*INPUT MATERIAL*

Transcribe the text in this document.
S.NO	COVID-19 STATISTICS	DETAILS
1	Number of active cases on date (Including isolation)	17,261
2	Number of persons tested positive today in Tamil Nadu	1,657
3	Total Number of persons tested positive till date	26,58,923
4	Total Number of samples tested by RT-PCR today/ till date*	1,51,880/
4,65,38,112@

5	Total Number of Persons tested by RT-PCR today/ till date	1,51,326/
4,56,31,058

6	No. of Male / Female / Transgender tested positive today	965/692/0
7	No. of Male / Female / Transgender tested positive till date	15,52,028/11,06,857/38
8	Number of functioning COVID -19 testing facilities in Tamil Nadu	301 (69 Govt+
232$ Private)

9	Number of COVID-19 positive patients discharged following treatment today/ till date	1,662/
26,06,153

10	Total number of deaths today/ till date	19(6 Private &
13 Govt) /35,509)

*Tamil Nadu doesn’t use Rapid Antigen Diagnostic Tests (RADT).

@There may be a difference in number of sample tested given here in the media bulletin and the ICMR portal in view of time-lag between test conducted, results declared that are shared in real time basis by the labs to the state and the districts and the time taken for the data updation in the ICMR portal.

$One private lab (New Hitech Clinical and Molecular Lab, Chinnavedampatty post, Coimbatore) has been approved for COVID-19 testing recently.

*REQUIRED ACTION*
Every entry is to be transcribed exactly as it stands.

*EXERCISE RESULT*
Transcribe the text in this document.
S.NO	COVID-19 STATISTICS	DETAILS
1	Number of active cases on date (Including isolation)	17,261
2	Number of persons tested positive today in Tamil Nadu	1,657
3	Total Number of persons tested positive till date	26,58,923
4	Total Number of samples tested by RT-PCR today/ till date*	1,51,880/
4,65,38,112@

5	Total Number of Persons tested by RT-PCR today/ till date	1,51,326/
4,56,31,058

6	No. of Male / Female / Transgender tested positive today	965/692/0
7	No. of Male / Female / Transgender tested positive till date	15,52,028/11,06,857/38
8	Number of functioning COVID -19 testing facilities in Tamil Nadu	301 (69 Govt+
232$ Private)

9	Number of COVID-19 positive patients discharged following treatment today/ till date	1,662/
26,06,153

10	Total number of deaths today/ till date	19(6 Private &
13 Govt) /35,509)

*Tamil Nadu doesn’t use Rapid Antigen Diagnostic Tests (RADT).

@There may be a difference in number of sample tested given here in the media bulletin and the ICMR portal in view of time-lag between test conducted, results declared that are shared in real time basis by the labs to the state and the districts and the time taken for the data updation in the ICMR portal.

$One private lab (New Hitech Clinical and Molecular Lab, Chinnavedampatty post, Coimbatore) has been approved for COVID-19 testing recently.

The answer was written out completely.